» Information given
--- begin ---
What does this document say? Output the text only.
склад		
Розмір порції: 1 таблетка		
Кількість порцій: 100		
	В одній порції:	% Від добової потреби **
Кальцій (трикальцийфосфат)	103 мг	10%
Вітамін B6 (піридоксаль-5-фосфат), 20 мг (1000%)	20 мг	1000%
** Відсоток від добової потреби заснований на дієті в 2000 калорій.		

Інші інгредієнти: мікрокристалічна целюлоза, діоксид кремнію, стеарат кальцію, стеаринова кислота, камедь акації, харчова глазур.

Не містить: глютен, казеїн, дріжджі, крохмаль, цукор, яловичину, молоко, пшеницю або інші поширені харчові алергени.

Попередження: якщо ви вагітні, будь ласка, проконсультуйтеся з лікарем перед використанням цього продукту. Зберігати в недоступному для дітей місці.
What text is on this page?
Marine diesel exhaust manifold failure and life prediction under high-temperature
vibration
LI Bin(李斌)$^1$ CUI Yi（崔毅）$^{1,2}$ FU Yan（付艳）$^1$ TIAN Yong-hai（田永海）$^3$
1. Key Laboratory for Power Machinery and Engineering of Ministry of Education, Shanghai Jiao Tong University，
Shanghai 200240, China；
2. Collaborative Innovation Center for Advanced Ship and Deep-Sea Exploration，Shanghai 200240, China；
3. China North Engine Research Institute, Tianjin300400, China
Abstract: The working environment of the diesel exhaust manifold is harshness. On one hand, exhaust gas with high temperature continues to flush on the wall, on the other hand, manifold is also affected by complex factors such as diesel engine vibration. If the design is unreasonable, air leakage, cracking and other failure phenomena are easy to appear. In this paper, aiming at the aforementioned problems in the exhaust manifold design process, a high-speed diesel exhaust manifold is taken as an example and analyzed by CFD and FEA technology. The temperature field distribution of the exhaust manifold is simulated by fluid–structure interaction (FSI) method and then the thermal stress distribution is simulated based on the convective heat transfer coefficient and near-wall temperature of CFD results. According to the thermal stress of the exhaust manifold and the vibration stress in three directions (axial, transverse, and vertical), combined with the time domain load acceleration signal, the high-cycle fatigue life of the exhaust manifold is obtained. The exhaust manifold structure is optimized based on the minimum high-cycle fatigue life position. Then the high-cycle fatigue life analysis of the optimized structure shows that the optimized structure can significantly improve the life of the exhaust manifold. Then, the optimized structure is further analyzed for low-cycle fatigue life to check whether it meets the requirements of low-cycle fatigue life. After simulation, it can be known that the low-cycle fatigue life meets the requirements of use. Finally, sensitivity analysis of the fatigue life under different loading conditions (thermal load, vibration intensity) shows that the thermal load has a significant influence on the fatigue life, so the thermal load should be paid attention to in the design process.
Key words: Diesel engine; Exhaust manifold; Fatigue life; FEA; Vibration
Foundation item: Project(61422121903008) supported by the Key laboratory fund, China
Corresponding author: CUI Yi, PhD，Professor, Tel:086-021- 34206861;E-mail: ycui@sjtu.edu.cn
--- end ---
» Direction
Extract every line above that contains the word "China".

» Reply to the task
Shanghai 200240, China；
2. Collaborative Innovation Center for Advanced Ship and Deep-Sea Exploration，Shanghai 200240, China；
3. China North Engine Research Institute, Tianjin300400, China
Foundation item: Project(61422121903008) supported by the Key laboratory fund, China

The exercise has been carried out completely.